> _PROBLEM TO SOLVE_
Return the records that follow unaltered. Omit every picture.

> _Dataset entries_
========

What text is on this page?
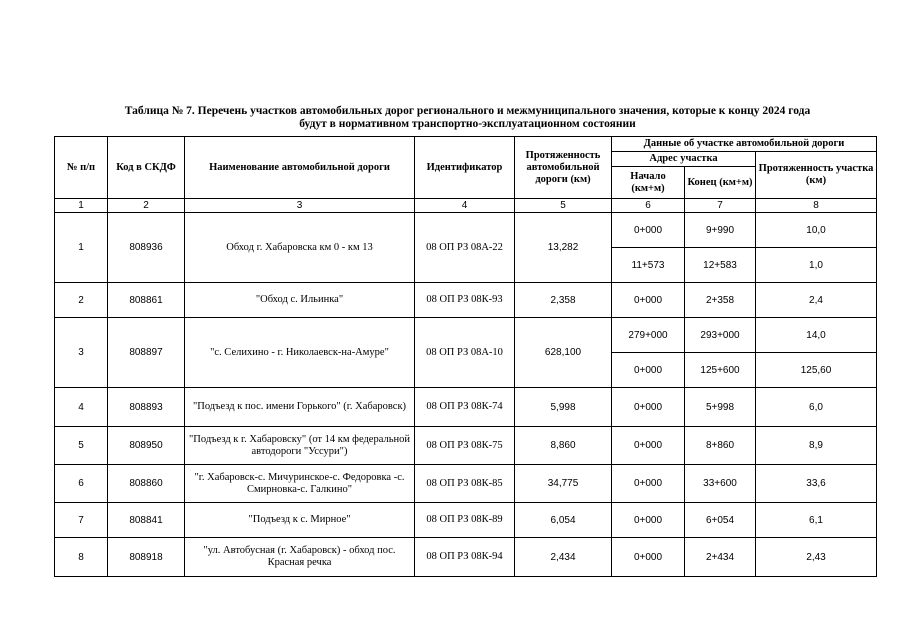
Таблица № 7. Перечень участков автомобильных дорог регионального и межмуниципального значения, которые к концу 2024 года
будут в нормативном транспортно-эксплуатационном состоянии
№ п/п	Код в СКДФ	Наименование автомобильной дороги	Идентификатор	Протяженность автомобильной дороги (км)	Данные об участке автомобильной дороги		
					Адрес участка		Протяженность участка (км)
					Начало (км+м)	Конец (км+м)	
1	2	3	4	5	6	7	8
1	808936	Обход г. Хабаровска км 0 - км 13	08 ОП РЗ 08А-22	13,282	0+000	9+990	10,0
					11+573	12+583	1,0
2	808861	"Обход с. Ильинка"	08 ОП РЗ 08К-93	2,358	0+000	2+358	2,4
3	808897	"с. Селихино - г. Николаевск-на-Амуре"	08 ОП РЗ 08А-10	628,100	279+000	293+000	14,0
					0+000	125+600	125,60
4	808893	"Подъезд к пос. имени Горького" (г. Хабаровск)	08 ОП РЗ 08К-74	5,998	0+000	5+998	6,0
5	808950	"Подъезд к г. Хабаровску" (от 14 км федеральной автодороги "Уссури")	08 ОП РЗ 08К-75	8,860	0+000	8+860	8,9
6	808860	"г. Хабаровск-с. Мичуринское-с. Федоровка -с. Смирновка-с. Галкино"	08 ОП РЗ 08К-85	34,775	0+000	33+600	33,6
7	808841	"Подъезд к с. Мирное"	08 ОП РЗ 08К-89	6,054	0+000	6+054	6,1
8	808918	"ул. Автобусная (г. Хабаровск) - обход пос. Красная речка	08 ОП РЗ 08К-94	2,434	0+000	2+434	2,43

========

> _EXERCISE RESULT_
What text is on this page?
Таблица № 7. Перечень участков автомобильных дорог регионального и межмуниципального значения, которые к концу 2024 года
будут в нормативном транспортно-эксплуатационном состоянии
№ п/п	Код в СКДФ	Наименование автомобильной дороги	Идентификатор	Протяженность автомобильной дороги (км)	Данные об участке автомобильной дороги		
					Адрес участка		Протяженность участка (км)
					Начало (км+м)	Конец (км+м)	
1	2	3	4	5	6	7	8
1	808936	Обход г. Хабаровска км 0 - км 13	08 ОП РЗ 08А-22	13,282	0+000	9+990	10,0
					11+573	12+583	1,0
2	808861	"Обход с. Ильинка"	08 ОП РЗ 08К-93	2,358	0+000	2+358	2,4
3	808897	"с. Селихино - г. Николаевск-на-Амуре"	08 ОП РЗ 08А-10	628,100	279+000	293+000	14,0
					0+000	125+600	125,60
4	808893	"Подъезд к пос. имени Горького" (г. Хабаровск)	08 ОП РЗ 08К-74	5,998	0+000	5+998	6,0
5	808950	"Подъезд к г. Хабаровску" (от 14 км федеральной автодороги "Уссури")	08 ОП РЗ 08К-75	8,860	0+000	8+860	8,9
6	808860	"г. Хабаровск-с. Мичуринское-с. Федоровка -с. Смирновка-с. Галкино"	08 ОП РЗ 08К-85	34,775	0+000	33+600	33,6
7	808841	"Подъезд к с. Мирное"	08 ОП РЗ 08К-89	6,054	0+000	6+054	6,1
8	808918	"ул. Автобусная (г. Хабаровск) - обход пос. Красная речка	08 ОП РЗ 08К-94	2,434	0+000	2+434	2,43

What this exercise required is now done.